# SET EXERCISE
In full and without alteration, repeat the material.

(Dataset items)

#####

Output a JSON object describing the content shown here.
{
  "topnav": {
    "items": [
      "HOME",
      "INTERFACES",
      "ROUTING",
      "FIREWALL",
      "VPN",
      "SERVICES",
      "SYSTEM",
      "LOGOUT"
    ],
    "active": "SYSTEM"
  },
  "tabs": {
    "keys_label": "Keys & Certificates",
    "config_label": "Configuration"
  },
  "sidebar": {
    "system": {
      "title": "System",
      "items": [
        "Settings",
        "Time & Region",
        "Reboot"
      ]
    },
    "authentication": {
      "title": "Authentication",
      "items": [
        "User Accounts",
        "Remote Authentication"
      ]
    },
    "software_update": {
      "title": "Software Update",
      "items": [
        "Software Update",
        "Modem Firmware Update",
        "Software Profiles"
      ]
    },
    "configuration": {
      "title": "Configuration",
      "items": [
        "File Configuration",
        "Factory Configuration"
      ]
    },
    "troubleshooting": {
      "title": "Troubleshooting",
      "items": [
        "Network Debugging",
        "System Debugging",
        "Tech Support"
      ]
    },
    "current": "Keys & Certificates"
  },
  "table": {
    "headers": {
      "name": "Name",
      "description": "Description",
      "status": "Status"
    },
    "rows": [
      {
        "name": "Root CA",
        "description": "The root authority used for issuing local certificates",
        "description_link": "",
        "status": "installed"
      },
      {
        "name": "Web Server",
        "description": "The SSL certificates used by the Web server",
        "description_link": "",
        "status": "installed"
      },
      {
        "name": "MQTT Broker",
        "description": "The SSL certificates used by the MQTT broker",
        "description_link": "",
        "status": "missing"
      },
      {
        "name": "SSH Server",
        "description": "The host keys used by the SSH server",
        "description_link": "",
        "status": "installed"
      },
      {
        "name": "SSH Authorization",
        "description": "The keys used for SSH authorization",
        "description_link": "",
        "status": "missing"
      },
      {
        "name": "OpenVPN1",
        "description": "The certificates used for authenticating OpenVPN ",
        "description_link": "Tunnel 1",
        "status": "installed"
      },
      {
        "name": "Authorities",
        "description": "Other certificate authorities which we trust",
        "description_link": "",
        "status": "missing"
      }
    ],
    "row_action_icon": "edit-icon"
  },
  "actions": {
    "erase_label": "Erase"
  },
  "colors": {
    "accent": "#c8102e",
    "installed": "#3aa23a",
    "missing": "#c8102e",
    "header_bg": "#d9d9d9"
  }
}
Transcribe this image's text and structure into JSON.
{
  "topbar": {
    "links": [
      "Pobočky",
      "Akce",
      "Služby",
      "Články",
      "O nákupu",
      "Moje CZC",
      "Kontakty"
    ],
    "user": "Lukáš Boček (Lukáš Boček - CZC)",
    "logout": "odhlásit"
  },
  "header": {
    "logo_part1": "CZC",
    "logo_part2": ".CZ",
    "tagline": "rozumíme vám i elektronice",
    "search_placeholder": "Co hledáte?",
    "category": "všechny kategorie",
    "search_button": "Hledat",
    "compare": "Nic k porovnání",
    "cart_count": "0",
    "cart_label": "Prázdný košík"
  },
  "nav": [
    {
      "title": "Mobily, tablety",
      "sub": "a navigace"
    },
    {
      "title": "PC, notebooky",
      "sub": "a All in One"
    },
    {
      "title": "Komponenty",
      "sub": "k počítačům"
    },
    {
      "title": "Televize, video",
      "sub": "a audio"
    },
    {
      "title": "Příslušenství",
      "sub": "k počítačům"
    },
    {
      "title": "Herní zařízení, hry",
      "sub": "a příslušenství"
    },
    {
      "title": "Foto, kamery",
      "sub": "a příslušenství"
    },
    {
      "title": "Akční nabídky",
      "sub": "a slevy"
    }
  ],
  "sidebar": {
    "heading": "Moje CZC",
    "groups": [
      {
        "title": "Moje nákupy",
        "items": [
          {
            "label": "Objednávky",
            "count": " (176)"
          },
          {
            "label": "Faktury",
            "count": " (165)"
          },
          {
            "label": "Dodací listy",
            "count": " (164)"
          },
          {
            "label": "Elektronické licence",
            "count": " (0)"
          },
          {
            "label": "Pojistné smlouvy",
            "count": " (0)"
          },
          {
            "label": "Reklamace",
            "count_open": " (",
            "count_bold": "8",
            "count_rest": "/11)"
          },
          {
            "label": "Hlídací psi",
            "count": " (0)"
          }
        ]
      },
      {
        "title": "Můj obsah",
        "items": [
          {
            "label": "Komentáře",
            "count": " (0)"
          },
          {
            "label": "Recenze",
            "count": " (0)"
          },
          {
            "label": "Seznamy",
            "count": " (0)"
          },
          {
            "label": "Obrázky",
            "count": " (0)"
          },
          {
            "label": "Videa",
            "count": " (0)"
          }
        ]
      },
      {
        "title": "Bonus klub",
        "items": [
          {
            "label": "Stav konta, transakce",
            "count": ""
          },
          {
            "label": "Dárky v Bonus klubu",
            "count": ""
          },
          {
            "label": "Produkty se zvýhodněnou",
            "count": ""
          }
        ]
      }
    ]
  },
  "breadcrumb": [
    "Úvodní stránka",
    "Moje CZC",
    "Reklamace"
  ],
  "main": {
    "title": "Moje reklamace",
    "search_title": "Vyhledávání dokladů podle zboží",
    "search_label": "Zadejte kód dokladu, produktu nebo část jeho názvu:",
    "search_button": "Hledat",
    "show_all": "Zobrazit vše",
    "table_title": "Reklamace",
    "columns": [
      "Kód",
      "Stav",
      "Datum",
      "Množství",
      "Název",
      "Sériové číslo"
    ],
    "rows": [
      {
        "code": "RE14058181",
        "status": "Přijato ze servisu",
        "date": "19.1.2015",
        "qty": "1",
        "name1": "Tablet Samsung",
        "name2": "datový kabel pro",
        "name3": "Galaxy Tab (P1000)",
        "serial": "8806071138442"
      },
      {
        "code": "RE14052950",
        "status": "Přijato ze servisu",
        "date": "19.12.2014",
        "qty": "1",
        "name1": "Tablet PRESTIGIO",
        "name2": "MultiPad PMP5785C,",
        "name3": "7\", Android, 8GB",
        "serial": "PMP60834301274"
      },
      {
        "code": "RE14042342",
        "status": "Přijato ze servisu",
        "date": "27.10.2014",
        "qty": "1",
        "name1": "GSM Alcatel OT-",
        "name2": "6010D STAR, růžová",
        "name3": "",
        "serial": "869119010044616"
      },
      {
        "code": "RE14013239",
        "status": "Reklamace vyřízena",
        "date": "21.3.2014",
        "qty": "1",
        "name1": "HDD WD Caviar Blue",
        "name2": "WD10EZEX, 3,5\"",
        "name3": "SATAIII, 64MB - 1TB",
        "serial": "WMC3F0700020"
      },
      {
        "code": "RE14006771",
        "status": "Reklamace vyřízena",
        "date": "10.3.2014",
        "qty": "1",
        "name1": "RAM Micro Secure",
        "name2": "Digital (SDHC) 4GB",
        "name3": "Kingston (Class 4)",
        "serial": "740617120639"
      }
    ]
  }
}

#####

# REPLY
Output a JSON object describing the content shown here.
{
  "topnav": {
    "items": [
      "HOME",
      "INTERFACES",
      "ROUTING",
      "FIREWALL",
      "VPN",
      "SERVICES",
      "SYSTEM",
      "LOGOUT"
    ],
    "active": "SYSTEM"
  },
  "tabs": {
    "keys_label": "Keys & Certificates",
    "config_label": "Configuration"
  },
  "sidebar": {
    "system": {
      "title": "System",
      "items": [
        "Settings",
        "Time & Region",
        "Reboot"
      ]
    },
    "authentication": {
      "title": "Authentication",
      "items": [
        "User Accounts",
        "Remote Authentication"
      ]
    },
    "software_update": {
      "title": "Software Update",
      "items": [
        "Software Update",
        "Modem Firmware Update",
        "Software Profiles"
      ]
    },
    "configuration": {
      "title": "Configuration",
      "items": [
        "File Configuration",
        "Factory Configuration"
      ]
    },
    "troubleshooting": {
      "title": "Troubleshooting",
      "items": [
        "Network Debugging",
        "System Debugging",
        "Tech Support"
      ]
    },
    "current": "Keys & Certificates"
  },
  "table": {
    "headers": {
      "name": "Name",
      "description": "Description",
      "status": "Status"
    },
    "rows": [
      {
        "name": "Root CA",
        "description": "The root authority used for issuing local certificates",
        "description_link": "",
        "status": "installed"
      },
      {
        "name": "Web Server",
        "description": "The SSL certificates used by the Web server",
        "description_link": "",
        "status": "installed"
      },
      {
        "name": "MQTT Broker",
        "description": "The SSL certificates used by the MQTT broker",
        "description_link": "",
        "status": "missing"
      },
      {
        "name": "SSH Server",
        "description": "The host keys used by the SSH server",
        "description_link": "",
        "status": "installed"
      },
      {
        "name": "SSH Authorization",
        "description": "The keys used for SSH authorization",
        "description_link": "",
        "status": "missing"
      },
      {
        "name": "OpenVPN1",
        "description": "The certificates used for authenticating OpenVPN ",
        "description_link": "Tunnel 1",
        "status": "installed"
      },
      {
        "name": "Authorities",
        "description": "Other certificate authorities which we trust",
        "description_link": "",
        "status": "missing"
      }
    ],
    "row_action_icon": "edit-icon"
  },
  "actions": {
    "erase_label": "Erase"
  },
  "colors": {
    "accent": "#c8102e",
    "installed": "#3aa23a",
    "missing": "#c8102e",
    "header_bg": "#d9d9d9"
  }
}
Transcribe this image's text and structure into JSON.
{
  "topbar": {
    "links": [
      "Pobočky",
      "Akce",
      "Služby",
      "Články",
      "O nákupu",
      "Moje CZC",
      "Kontakty"
    ],
    "user": "Lukáš Boček (Lukáš Boček - CZC)",
    "logout": "odhlásit"
  },
  "header": {
    "logo_part1": "CZC",
    "logo_part2": ".CZ",
    "tagline": "rozumíme vám i elektronice",
    "search_placeholder": "Co hledáte?",
    "category": "všechny kategorie",
    "search_button": "Hledat",
    "compare": "Nic k porovnání",
    "cart_count": "0",
    "cart_label": "Prázdný košík"
  },
  "nav": [
    {
      "title": "Mobily, tablety",
      "sub": "a navigace"
    },
    {
      "title": "PC, notebooky",
      "sub": "a All in One"
    },
    {
      "title": "Komponenty",
      "sub": "k počítačům"
    },
    {
      "title": "Televize, video",
      "sub": "a audio"
    },
    {
      "title": "Příslušenství",
      "sub": "k počítačům"
    },
    {
      "title": "Herní zařízení, hry",
      "sub": "a příslušenství"
    },
    {
      "title": "Foto, kamery",
      "sub": "a příslušenství"
    },
    {
      "title": "Akční nabídky",
      "sub": "a slevy"
    }
  ],
  "sidebar": {
    "heading": "Moje CZC",
    "groups": [
      {
        "title": "Moje nákupy",
        "items": [
          {
            "label": "Objednávky",
            "count": " (176)"
          },
          {
            "label": "Faktury",
            "count": " (165)"
          },
          {
            "label": "Dodací listy",
            "count": " (164)"
          },
          {
            "label": "Elektronické licence",
            "count": " (0)"
          },
          {
            "label": "Pojistné smlouvy",
            "count": " (0)"
          },
          {
            "label": "Reklamace",
            "count_open": " (",
            "count_bold": "8",
            "count_rest": "/11)"
          },
          {
            "label": "Hlídací psi",
            "count": " (0)"
          }
        ]
      },
      {
        "title": "Můj obsah",
        "items": [
          {
            "label": "Komentáře",
            "count": " (0)"
          },
          {
            "label": "Recenze",
            "count": " (0)"
          },
          {
            "label": "Seznamy",
            "count": " (0)"
          },
          {
            "label": "Obrázky",
            "count": " (0)"
          },
          {
            "label": "Videa",
            "count": " (0)"
          }
        ]
      },
      {
        "title": "Bonus klub",
        "items": [
          {
            "label": "Stav konta, transakce",
            "count": ""
          },
          {
            "label": "Dárky v Bonus klubu",
            "count": ""
          },
          {
            "label": "Produkty se zvýhodněnou",
            "count": ""
          }
        ]
      }
    ]
  },
  "breadcrumb": [
    "Úvodní stránka",
    "Moje CZC",
    "Reklamace"
  ],
  "main": {
    "title": "Moje reklamace",
    "search_title": "Vyhledávání dokladů podle zboží",
    "search_label": "Zadejte kód dokladu, produktu nebo část jeho názvu:",
    "search_button": "Hledat",
    "show_all": "Zobrazit vše",
    "table_title": "Reklamace",
    "columns": [
      "Kód",
      "Stav",
      "Datum",
      "Množství",
      "Název",
      "Sériové číslo"
    ],
    "rows": [
      {
        "code": "RE14058181",
        "status": "Přijato ze servisu",
        "date": "19.1.2015",
        "qty": "1",
        "name1": "Tablet Samsung",
        "name2": "datový kabel pro",
        "name3": "Galaxy Tab (P1000)",
        "serial": "8806071138442"
      },
      {
        "code": "RE14052950",
        "status": "Přijato ze servisu",
        "date": "19.12.2014",
        "qty": "1",
        "name1": "Tablet PRESTIGIO",
        "name2": "MultiPad PMP5785C,",
        "name3": "7\", Android, 8GB",
        "serial": "PMP60834301274"
      },
      {
        "code": "RE14042342",
        "status": "Přijato ze servisu",
        "date": "27.10.2014",
        "qty": "1",
        "name1": "GSM Alcatel OT-",
        "name2": "6010D STAR, růžová",
        "name3": "",
        "serial": "869119010044616"
      },
      {
        "code": "RE14013239",
        "status": "Reklamace vyřízena",
        "date": "21.3.2014",
        "qty": "1",
        "name1": "HDD WD Caviar Blue",
        "name2": "WD10EZEX, 3,5\"",
        "name3": "SATAIII, 64MB - 1TB",
        "serial": "WMC3F0700020"
      },
      {
        "code": "RE14006771",
        "status": "Reklamace vyřízena",
        "date": "10.3.2014",
        "qty": "1",
        "name1": "RAM Micro Secure",
        "name2": "Digital (SDHC) 4GB",
        "name3": "Kingston (Class 4)",
        "serial": "740617120639"
      }
    ]
  }
}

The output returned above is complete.